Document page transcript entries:
········

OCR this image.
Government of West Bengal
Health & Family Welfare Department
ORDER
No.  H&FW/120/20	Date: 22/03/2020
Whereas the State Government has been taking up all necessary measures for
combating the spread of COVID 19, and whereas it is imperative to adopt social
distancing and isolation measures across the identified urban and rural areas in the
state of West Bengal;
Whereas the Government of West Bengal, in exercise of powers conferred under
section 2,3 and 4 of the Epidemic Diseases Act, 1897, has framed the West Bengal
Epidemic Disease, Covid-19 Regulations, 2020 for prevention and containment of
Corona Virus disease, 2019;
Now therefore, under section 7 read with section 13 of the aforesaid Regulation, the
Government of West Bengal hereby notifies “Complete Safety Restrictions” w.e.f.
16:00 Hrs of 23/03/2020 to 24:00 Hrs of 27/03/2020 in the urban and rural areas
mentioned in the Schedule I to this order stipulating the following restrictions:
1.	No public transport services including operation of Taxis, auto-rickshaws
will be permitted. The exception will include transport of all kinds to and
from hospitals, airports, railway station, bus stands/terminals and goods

········

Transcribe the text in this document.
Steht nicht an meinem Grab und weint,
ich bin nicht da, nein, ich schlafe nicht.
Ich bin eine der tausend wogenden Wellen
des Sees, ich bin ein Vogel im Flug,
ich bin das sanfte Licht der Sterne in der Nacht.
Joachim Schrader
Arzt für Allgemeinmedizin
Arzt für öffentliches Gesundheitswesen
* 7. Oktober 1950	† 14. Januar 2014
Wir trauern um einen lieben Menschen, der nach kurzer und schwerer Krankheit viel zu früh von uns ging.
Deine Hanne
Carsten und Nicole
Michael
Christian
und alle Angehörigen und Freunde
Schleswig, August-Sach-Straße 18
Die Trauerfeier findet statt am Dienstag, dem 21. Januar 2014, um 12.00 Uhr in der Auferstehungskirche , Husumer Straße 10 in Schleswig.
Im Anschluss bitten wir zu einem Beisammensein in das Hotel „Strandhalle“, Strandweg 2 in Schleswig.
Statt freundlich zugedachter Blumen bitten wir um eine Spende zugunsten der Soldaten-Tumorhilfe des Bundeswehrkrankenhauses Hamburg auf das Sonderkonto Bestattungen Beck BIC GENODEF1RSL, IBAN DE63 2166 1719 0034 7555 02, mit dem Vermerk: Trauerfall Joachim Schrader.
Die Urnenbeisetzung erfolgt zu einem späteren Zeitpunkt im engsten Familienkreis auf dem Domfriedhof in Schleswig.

········

Look through the entries above; copy every line holding the string "bitten".

- Output of the exercise -
Im Anschluss bitten wir zu einem Beisammensein in das Hotel „Strandhalle“, Strandweg 2 in Schleswig.
Statt freundlich zugedachter Blumen bitten wir um eine Spende zugunsten der Soldaten-Tumorhilfe des Bundeswehrkrankenhauses Hamburg auf das Sonderkonto Bestattungen Beck BIC GENODEF1RSL, IBAN DE63 2166 1719 0034 7555 02, mit dem Vermerk: Trauerfall Joachim Schrader.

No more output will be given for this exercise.